- RECORD SET -
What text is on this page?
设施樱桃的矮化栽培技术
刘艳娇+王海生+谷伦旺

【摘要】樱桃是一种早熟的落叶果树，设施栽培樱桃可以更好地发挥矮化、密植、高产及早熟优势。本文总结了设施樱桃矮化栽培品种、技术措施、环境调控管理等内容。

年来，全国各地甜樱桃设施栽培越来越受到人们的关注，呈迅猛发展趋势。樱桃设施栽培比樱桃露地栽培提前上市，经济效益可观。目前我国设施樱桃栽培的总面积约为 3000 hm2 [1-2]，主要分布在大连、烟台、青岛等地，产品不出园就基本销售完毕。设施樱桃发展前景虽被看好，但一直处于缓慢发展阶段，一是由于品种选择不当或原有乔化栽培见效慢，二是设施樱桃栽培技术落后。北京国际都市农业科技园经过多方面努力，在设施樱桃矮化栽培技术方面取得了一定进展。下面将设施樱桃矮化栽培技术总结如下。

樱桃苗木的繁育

- GOAL -
Extract all of the data exactly as written.

- REPLY TO THE TASK -
What text is on this page?
设施樱桃的矮化栽培技术
刘艳娇+王海生+谷伦旺

【摘要】樱桃是一种早熟的落叶果树，设施栽培樱桃可以更好地发挥矮化、密植、高产及早熟优势。本文总结了设施樱桃矮化栽培品种、技术措施、环境调控管理等内容。

年来，全国各地甜樱桃设施栽培越来越受到人们的关注，呈迅猛发展趋势。樱桃设施栽培比樱桃露地栽培提前上市，经济效益可观。目前我国设施樱桃栽培的总面积约为 3000 hm2 [1-2]，主要分布在大连、烟台、青岛等地，产品不出园就基本销售完毕。设施樱桃发展前景虽被看好，但一直处于缓慢发展阶段，一是由于品种选择不当或原有乔化栽培见效慢，二是设施樱桃栽培技术落后。北京国际都市农业科技园经过多方面努力，在设施樱桃矮化栽培技术方面取得了一定进展。下面将设施樱桃矮化栽培技术总结如下。

樱桃苗木的繁育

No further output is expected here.